● REQUIREMENTS:
[1] According to the passage about the London protests, how long was the captain's friend held on Westminster Bridge?
[2] Extend the passage about the London protests, starting after its final line.

═══ SELECTED PASSAGE ═══

It transpired that one of the captain's friends, currently studying in London, had gone along to the protest at 3pm but on seeing the violence he decided to leave. He was prevented from doing so, detained on Westminster Bridge for over four hours without access to food, water, or the other accoutrements to which he has become accustomed.
“That’s what they always focus on,” I responded, adverbally. “Good news isn’t news, hence no mention of the protests in Scotland [which have all been pretty peaceful]… This is where social media helps because we can hear the other side to it almost as it happens. Sod the press. We know the truth and can pass it on.”
Having said that, not everyone in the world is using social media to follow the likes of Laurie Penny and Shiv Malik as they take to the streets of London. Especially not when they’re supposed to be working. And even fewer are aware of intrepid Edinburgh journos tirelessly following the boringly peaceful events up here. In which case, I suppose the captain has a point – the vast majority of people are presumably only getting the headlines given them by the national papers.
I thought I’d use my lunch break to find out what those were. Everyone said the same thing.
The Guardian had - “live coverage of all the latest news and reaction to the protests, in which the Prince of Wales’s car was attacked.”
The Daily Telegraph – “Prince Charles and Camilla attack: someone could have been shot”

═══ DATA EXCERPT ═══

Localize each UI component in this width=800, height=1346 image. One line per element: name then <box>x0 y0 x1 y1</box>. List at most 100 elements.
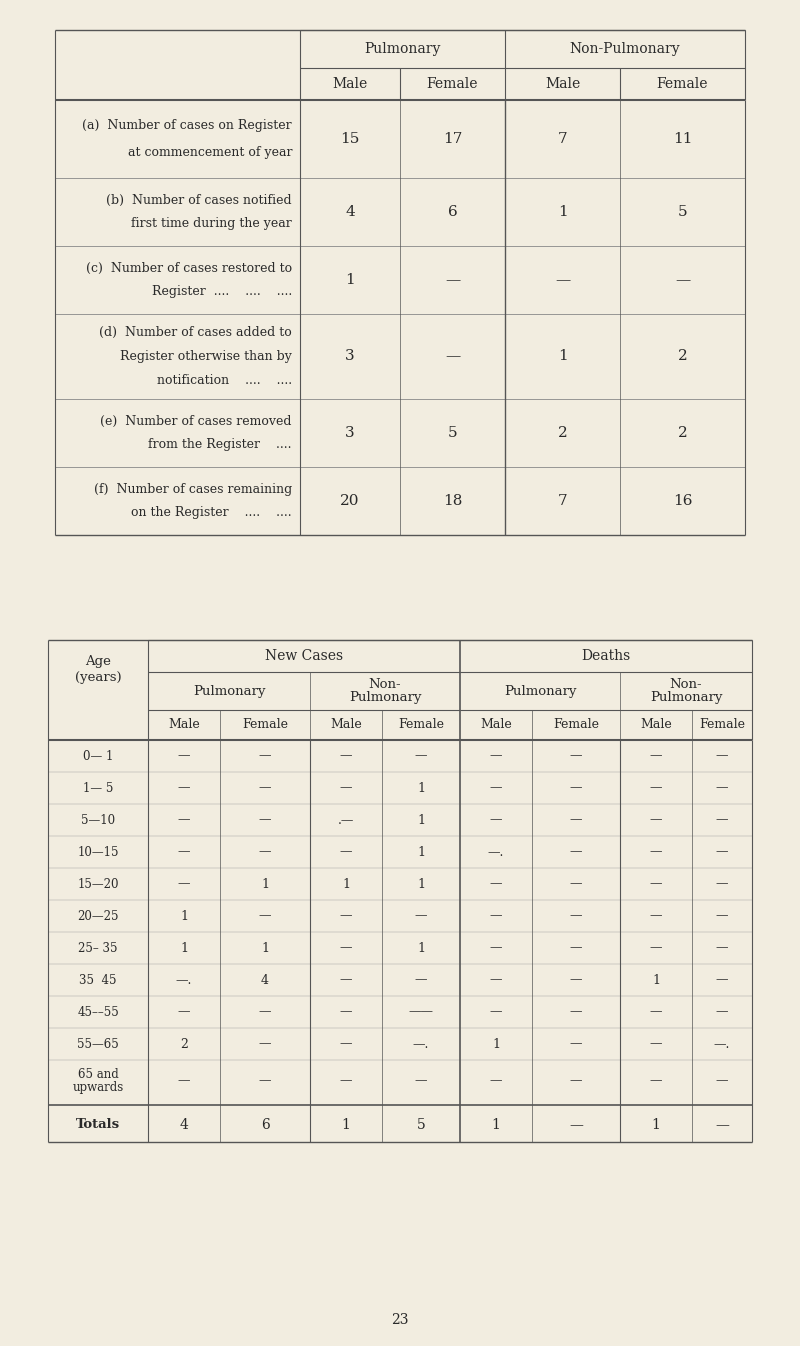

═══

● RESULTS BY TASK:
[1] Over four hours.

[2]
The Mail – “Rioting mob who attacked Charles and Camilla were lucky not to be shot.”
The Sun – “Royal Car Attacked – Charles and Camilla stunned as demo yobs wreck limo.”
The Daily Mirror, meanwhile, came up with the restrained, “CAMILLA ATTACK TERROR”, but sadly I can’t actually get on to the News of the World website at work to see their thoughts because it is blocked for being ‘tasteless and offensive’.
Scottish papers joined in too. The Press and Journal went with the boring but accurate “Charles and Camilla caught up in riot over tuition fees”; The Herald opted for the musical sounding “The Fire of London”; whilst the Scotsman website posted “Royal Car attacked as student rioters run riot in London.” Darn those riot-running rioters.
This one headline – PAINT THROWN AT CAR, NOBODY HURT – is arguably not the most interesting part of what went on in Parliament Square yesterday. What about INNOCENT BYSTANDERS TRAPPED ON BRIDGE or Laurie Penny’s afore-linked eyewitness account which can be partially summarised by, POLICE BATTER CHILDREN.
Presumably those headlines aren’t dramatic enough? They mainly involve good for nothing students who want the government they voted for to honour their pre-election promises, which is boring. And nobody can empathise with students, they’ve all got ideas above their station and smell of toast. Meanwhile the story everyone went for in the end (that was Charles and Camilla getting a horrible fright, lest we forget) had violence worthy of caps lock. And celebrities to boot! Kind of…
Coincidentally, right after having this conversation, filmmaker Chris Salt aka @oblongpictures reiterated my initial point by tweeting:
Why protests turn bad: 5live yesterday “All very calm at the moment so no real story yet. We’ll cross live if there are any developments.”
‘Developments’ meaning bad behaviour from protesters, or the involvement of famous people.
I am curious to know why people in a creative industry like the media can’t find an attention grabbing headline in the fact that 30, 000 odd people turned up to protest in the first place. Surely that’s interesting? Isn’t it indicative of something? Nobody thinks they all turned up to chuck flares at police horses – but why were they there? Have any of them examined the new policy in detail? Is it really as bad as all that?